## TASK BRIEF:
Pull out every line of the listing below where "source" appears.

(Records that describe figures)
________________
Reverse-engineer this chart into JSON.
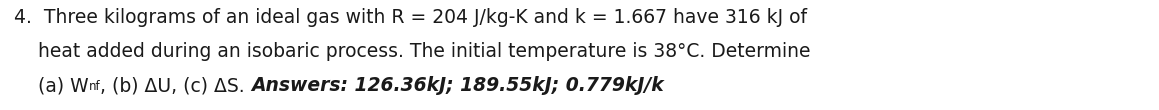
{
  "line1": "4.  Three kilograms of an ideal gas with R = 204 J/kg-K and k = 1.667 have 316 kJ of",
  "line2": "    heat added during an isobaric process. The initial temperature is 38°C. Determine",
  "line3_part1": "    (a) W",
  "line3_sub": "nf",
  "line3_part2": ", (b) ΔU, (c) ΔS. ",
  "line3_bold": "Answers: 126.36kJ; 189.55kJ; 0.779kJ/k",
  "bg_color": "#ffffff",
  "text_color": "#1a1a1a",
  "fontsize": 13.5,
  "fontsize_sub": 8.5,
  "fig_width": 11.59,
  "fig_height": 1.1,
  "dpi": 100
}
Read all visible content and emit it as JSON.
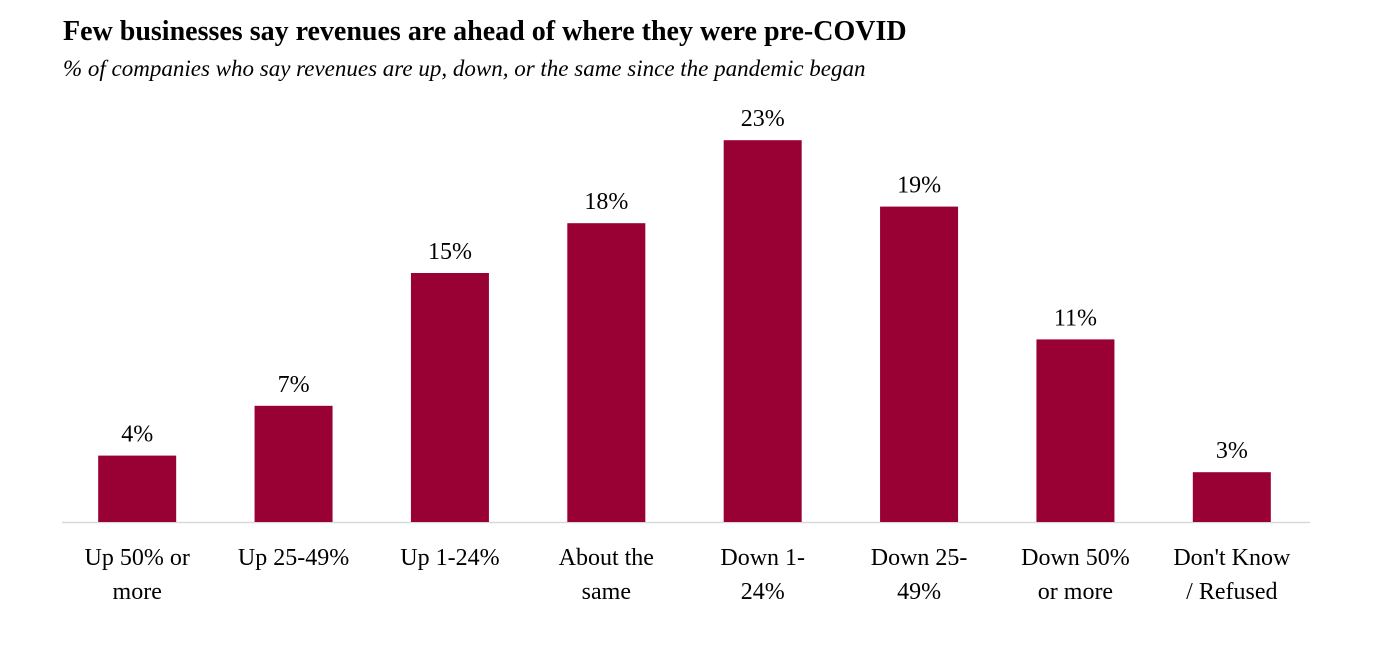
{
  "chart_data": {
    "type": "bar",
    "title": "Few businesses say revenues are ahead of where they were pre-COVID",
    "subtitle": "% of companies who say revenues are up, down, or the same since the pandemic began",
    "categories": [
      "Up 50% or more",
      "Up 25-49%",
      "Up 1-24%",
      "About the same",
      "Down 1-24%",
      "Down 25-49%",
      "Down 50% or more",
      "Don't Know / Refused"
    ],
    "values": [
      4,
      7,
      15,
      18,
      23,
      19,
      11,
      3
    ],
    "value_labels": [
      "4%",
      "7%",
      "15%",
      "18%",
      "23%",
      "19%",
      "11%",
      "3%"
    ],
    "color": "#990033"
  }
}
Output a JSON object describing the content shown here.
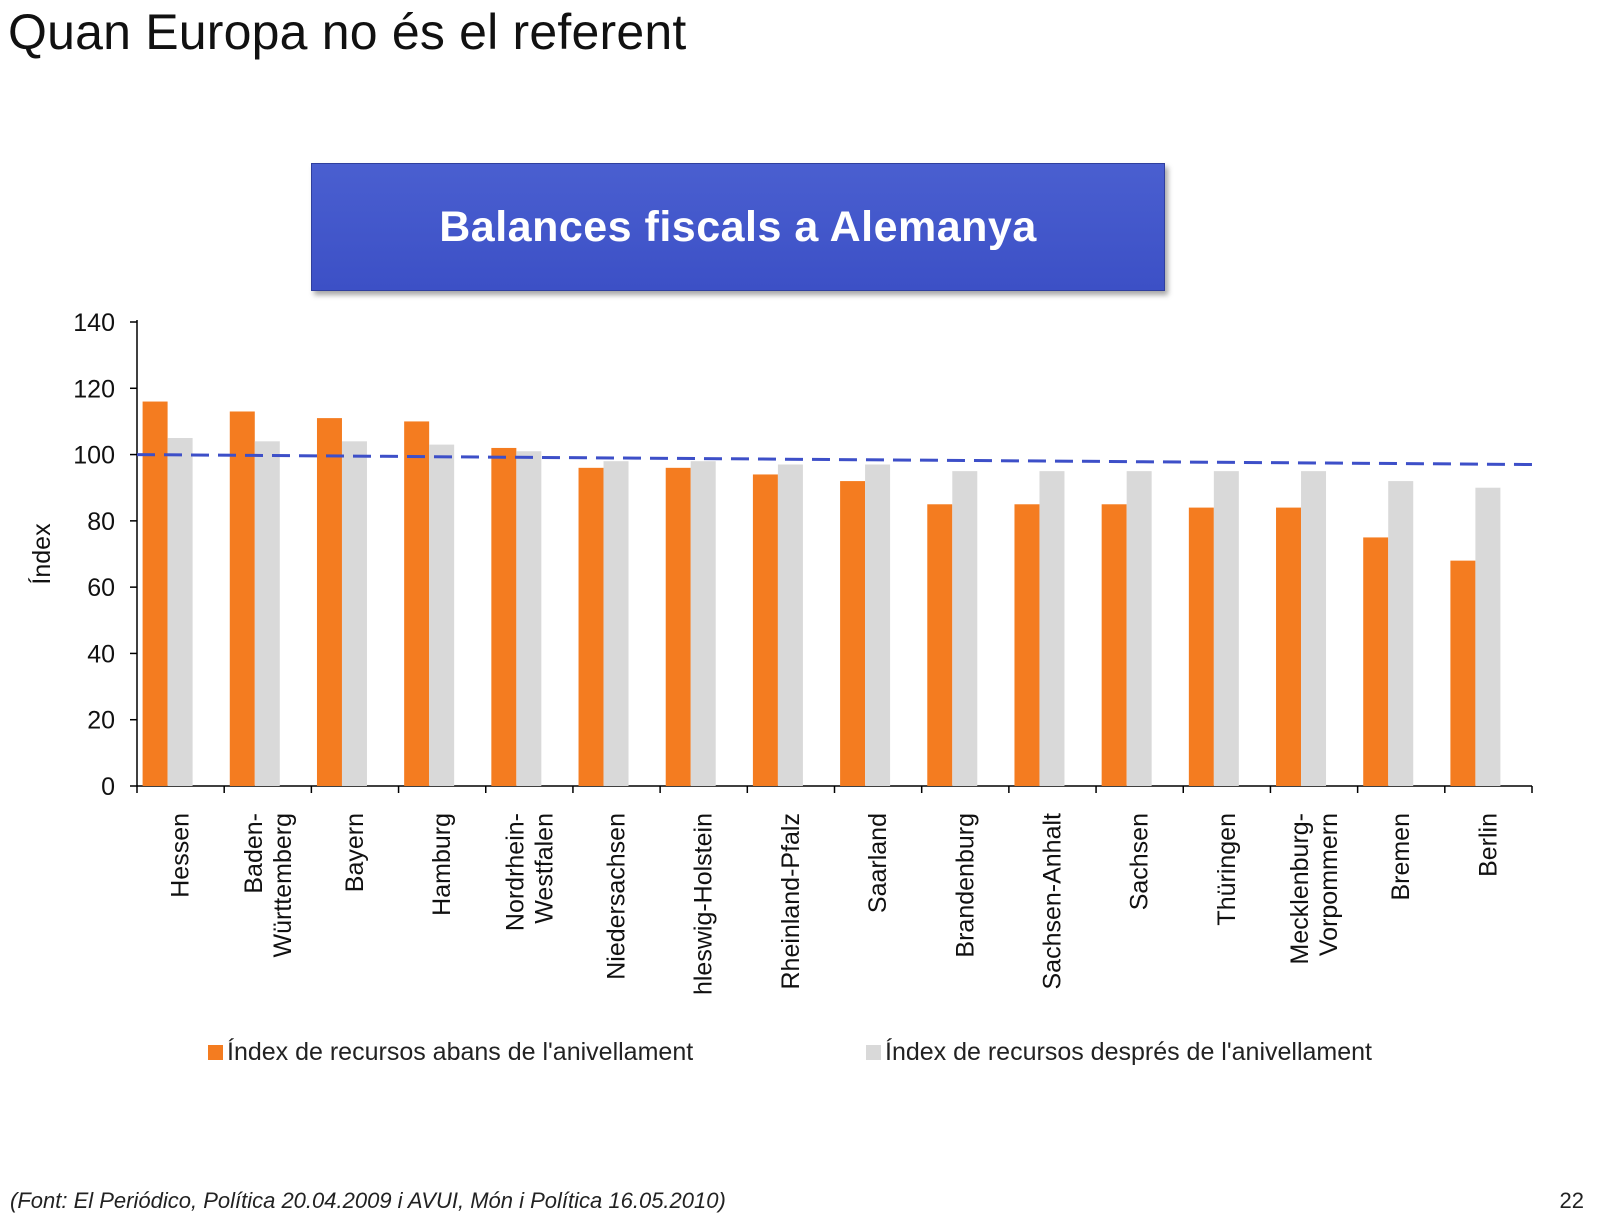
{
  "slide": {
    "title": "Quan Europa no és el referent",
    "source": "(Font: El Periódico, Política 20.04.2009 i AVUI, Món i Política 16.05.2010)",
    "page_number": "22"
  },
  "chart_data": {
    "type": "bar",
    "title": "Balances fiscals a Alemanya",
    "xlabel": "",
    "ylabel": "Índex",
    "ylim": [
      0,
      140
    ],
    "yticks": [
      0,
      20,
      40,
      60,
      80,
      100,
      120,
      140
    ],
    "grid": false,
    "legend_position": "bottom",
    "categories": [
      "Hessen",
      "Baden-\nWürttemberg",
      "Bayern",
      "Hamburg",
      "Nordrhein-\nWestfalen",
      "Niedersachsen",
      "hleswig-Holstein",
      "Rheinland-Pfalz",
      "Saarland",
      "Brandenburg",
      "Sachsen-Anhalt",
      "Sachsen",
      "Thüringen",
      "Mecklenburg-\nVorpommern",
      "Bremen",
      "Berlin"
    ],
    "series": [
      {
        "name": "Índex de recursos abans de l'anivellament",
        "color": "#f47c20",
        "values": [
          116,
          113,
          111,
          110,
          102,
          96,
          96,
          94,
          92,
          85,
          85,
          85,
          84,
          84,
          75,
          68
        ]
      },
      {
        "name": "Índex de recursos després de l'anivellament",
        "color": "#d9d9d9",
        "values": [
          105,
          104,
          104,
          103,
          101,
          98,
          98,
          97,
          97,
          95,
          95,
          95,
          95,
          95,
          92,
          90
        ]
      }
    ],
    "reference_line": {
      "style": "dashed",
      "color": "#3d4fc8",
      "start_value": 100,
      "end_value": 97
    }
  }
}
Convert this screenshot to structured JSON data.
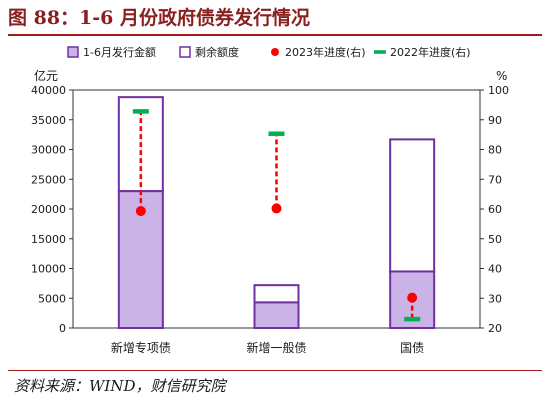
{
  "figure": {
    "title": "图 88：1-6 月份政府债券发行情况",
    "source": "资料来源：WIND，财信研究院"
  },
  "colors": {
    "title": "#8a1f1f",
    "bar_fill": "#cbb3e8",
    "bar_stroke": "#7030a0",
    "marker_2023": "#ff0000",
    "marker_2022": "#00b050"
  },
  "chart_data": {
    "type": "bar",
    "stacked": true,
    "categories": [
      "新增专项债",
      "新增一般债",
      "国债"
    ],
    "series": [
      {
        "name": "1-6月发行金额",
        "axis": "left",
        "values": [
          23000,
          4300,
          9500
        ]
      },
      {
        "name": "剩余额度",
        "axis": "left",
        "values": [
          15800,
          2900,
          22200
        ]
      },
      {
        "name": "2023年进度(右)",
        "axis": "right",
        "type": "marker",
        "values": [
          59.3,
          60.2,
          30.2
        ]
      },
      {
        "name": "2022年进度(右)",
        "axis": "right",
        "type": "marker",
        "values": [
          92.8,
          85.3,
          23.0
        ]
      }
    ],
    "left_axis": {
      "unit": "亿元",
      "ylim": [
        0,
        40000
      ],
      "ticks": [
        0,
        5000,
        10000,
        15000,
        20000,
        25000,
        30000,
        35000,
        40000
      ],
      "tick_labels": [
        "0",
        "5000",
        "10000",
        "15000",
        "20000",
        "25000",
        "30000",
        "35000",
        "40000"
      ]
    },
    "right_axis": {
      "unit": "%",
      "ylim": [
        20,
        100
      ],
      "ticks": [
        20,
        30,
        40,
        50,
        60,
        70,
        80,
        90,
        100
      ],
      "tick_labels": [
        "20",
        "30",
        "40",
        "50",
        "60",
        "70",
        "80",
        "90",
        "100"
      ]
    },
    "legend": {
      "position": "top",
      "items": [
        {
          "label": "1-6月发行金额",
          "symbol": "filled-square"
        },
        {
          "label": "剩余额度",
          "symbol": "outline-square"
        },
        {
          "label": "2023年进度(右)",
          "symbol": "red-dot"
        },
        {
          "label": "2022年进度(右)",
          "symbol": "green-dash"
        }
      ]
    },
    "grid": false
  }
}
________________
## FULL ANSWER:
    "source": "(Font: El Periódico, Política 20.04.2009 i AVUI, Món i Política 16.05.2010)",
    "source": "资料来源：WIND，财信研究院"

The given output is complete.